## STATED EXERCISE
Every entry must be repeated exactly. Exclude all pictures.

## DATA EXTRACT
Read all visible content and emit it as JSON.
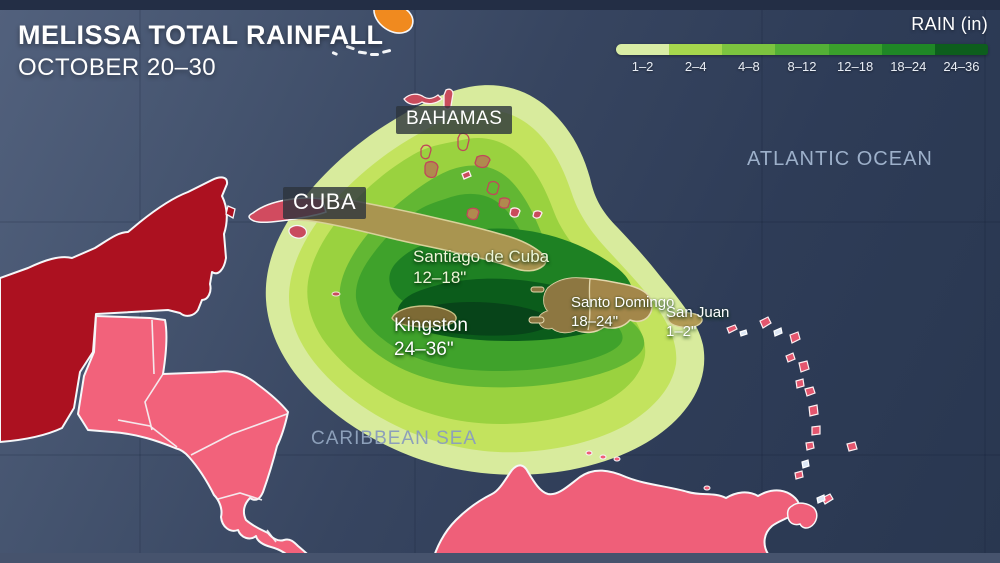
{
  "title": {
    "line1": "MELISSA TOTAL RAINFALL",
    "line2": "OCTOBER 20–30"
  },
  "legend": {
    "title": "RAIN (in)",
    "items": [
      {
        "label": "1–2",
        "color": "#d9eda5"
      },
      {
        "label": "2–4",
        "color": "#a6d74d"
      },
      {
        "label": "4–8",
        "color": "#7cc43f"
      },
      {
        "label": "8–12",
        "color": "#53b036"
      },
      {
        "label": "12–18",
        "color": "#3aa02c"
      },
      {
        "label": "18–24",
        "color": "#1f8726"
      },
      {
        "label": "24–36",
        "color": "#0d5e1d"
      }
    ]
  },
  "ocean_labels": {
    "atlantic": "ATLANTIC OCEAN",
    "caribbean": "CARIBBEAN SEA"
  },
  "place_labels": {
    "bahamas": "BAHAMAS",
    "cuba": "CUBA"
  },
  "city_annotations": [
    {
      "name": "Santiago de Cuba",
      "value": "12–18\""
    },
    {
      "name": "Kingston",
      "value": "24–36\""
    },
    {
      "name": "Santo Domingo",
      "value": "18–24\""
    },
    {
      "name": "San Juan",
      "value": "1–2\""
    }
  ],
  "map_colors": {
    "ocean_light": "#52617d",
    "ocean_dark": "#293750",
    "land_highlight": "#ac1120",
    "land_pink": "#f2627b",
    "florida_orange": "#f08a1f"
  }
}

## COMPLETE ANSWER
Read all visible content and emit it as JSON.
{
  "title": {
    "line1": "MELISSA TOTAL RAINFALL",
    "line2": "OCTOBER 20–30"
  },
  "legend": {
    "title": "RAIN (in)",
    "items": [
      {
        "label": "1–2",
        "color": "#d9eda5"
      },
      {
        "label": "2–4",
        "color": "#a6d74d"
      },
      {
        "label": "4–8",
        "color": "#7cc43f"
      },
      {
        "label": "8–12",
        "color": "#53b036"
      },
      {
        "label": "12–18",
        "color": "#3aa02c"
      },
      {
        "label": "18–24",
        "color": "#1f8726"
      },
      {
        "label": "24–36",
        "color": "#0d5e1d"
      }
    ]
  },
  "ocean_labels": {
    "atlantic": "ATLANTIC OCEAN",
    "caribbean": "CARIBBEAN SEA"
  },
  "place_labels": {
    "bahamas": "BAHAMAS",
    "cuba": "CUBA"
  },
  "city_annotations": [
    {
      "name": "Santiago de Cuba",
      "value": "12–18\""
    },
    {
      "name": "Kingston",
      "value": "24–36\""
    },
    {
      "name": "Santo Domingo",
      "value": "18–24\""
    },
    {
      "name": "San Juan",
      "value": "1–2\""
    }
  ],
  "map_colors": {
    "ocean_light": "#52617d",
    "ocean_dark": "#293750",
    "land_highlight": "#ac1120",
    "land_pink": "#f2627b",
    "florida_orange": "#f08a1f"
  }
}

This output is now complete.